# EXTRACTED ENTRIES:

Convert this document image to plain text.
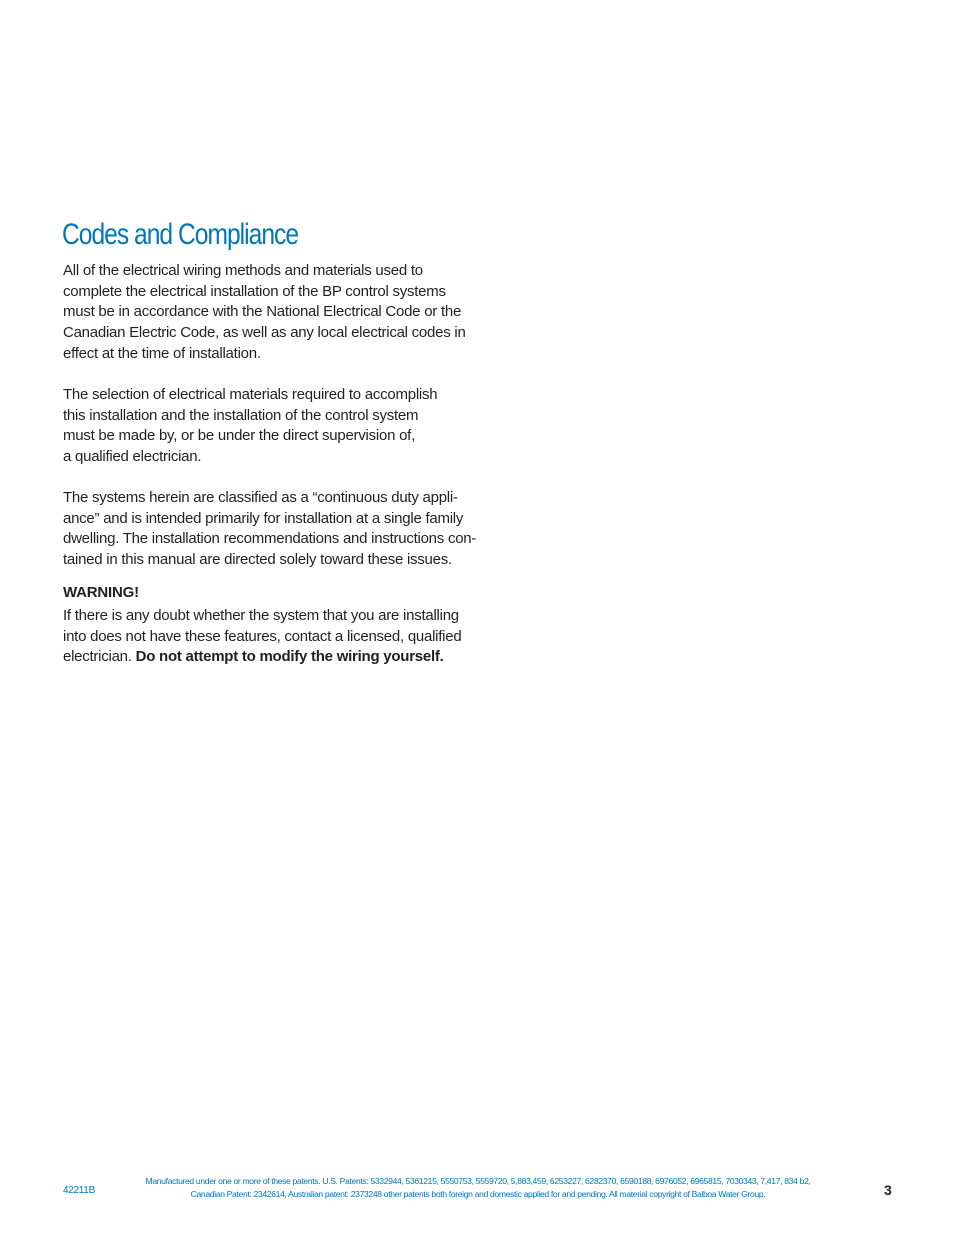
Codes and Compliance
All of the electrical wiring methods and materials used to
complete the electrical installation of the BP control systems
must be in accordance with the National Electrical Code or the
Canadian Electric Code, as well as any local electrical codes in
effect at the time of installation.
The selection of electrical materials required to accomplish
this installation and the installation of the control system
must be made by, or be under the direct supervision of,
a qualified electrician.
The systems herein are classified as a “continuous duty appli-
ance” and is intended primarily for installation at a single family
dwelling. The installation recommendations and instructions con-
tained in this manual are directed solely toward these issues.
WARNING!
If there is any doubt whether the system that you are installing
into does not have these features, contact a licensed, qualified
electrician. Do not attempt to modify the wiring yourself.
42211B
Manufactured under one or more of these patents. U.S. Patents: 5332944, 5361215, 5550753, 5559720, 5,883,459, 6253227, 6282370, 6590188, 6976052, 6965815, 7030343, 7,417, 834 b2,
Canadian Patent: 2342614, Australian patent: 2373248 other patents both foreign and domestic applied for and pending. All material copyright of Balboa Water Group.	3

# WHAT IS ASKED:
Transcribe all entries above exactly. Drop the pictures.

# ANSWER TO THIS TASK:
Convert this document image to plain text.
Codes and Compliance
All of the electrical wiring methods and materials used to
complete the electrical installation of the BP control systems
must be in accordance with the National Electrical Code or the
Canadian Electric Code, as well as any local electrical codes in
effect at the time of installation.
The selection of electrical materials required to accomplish
this installation and the installation of the control system
must be made by, or be under the direct supervision of,
a qualified electrician.
The systems herein are classified as a “continuous duty appli-
ance” and is intended primarily for installation at a single family
dwelling. The installation recommendations and instructions con-
tained in this manual are directed solely toward these issues.
WARNING!
If there is any doubt whether the system that you are installing
into does not have these features, contact a licensed, qualified
electrician. Do not attempt to modify the wiring yourself.
42211B
Manufactured under one or more of these patents. U.S. Patents: 5332944, 5361215, 5550753, 5559720, 5,883,459, 6253227, 6282370, 6590188, 6976052, 6965815, 7030343, 7,417, 834 b2,
Canadian Patent: 2342614, Australian patent: 2373248 other patents both foreign and domestic applied for and pending. All material copyright of Balboa Water Group.	3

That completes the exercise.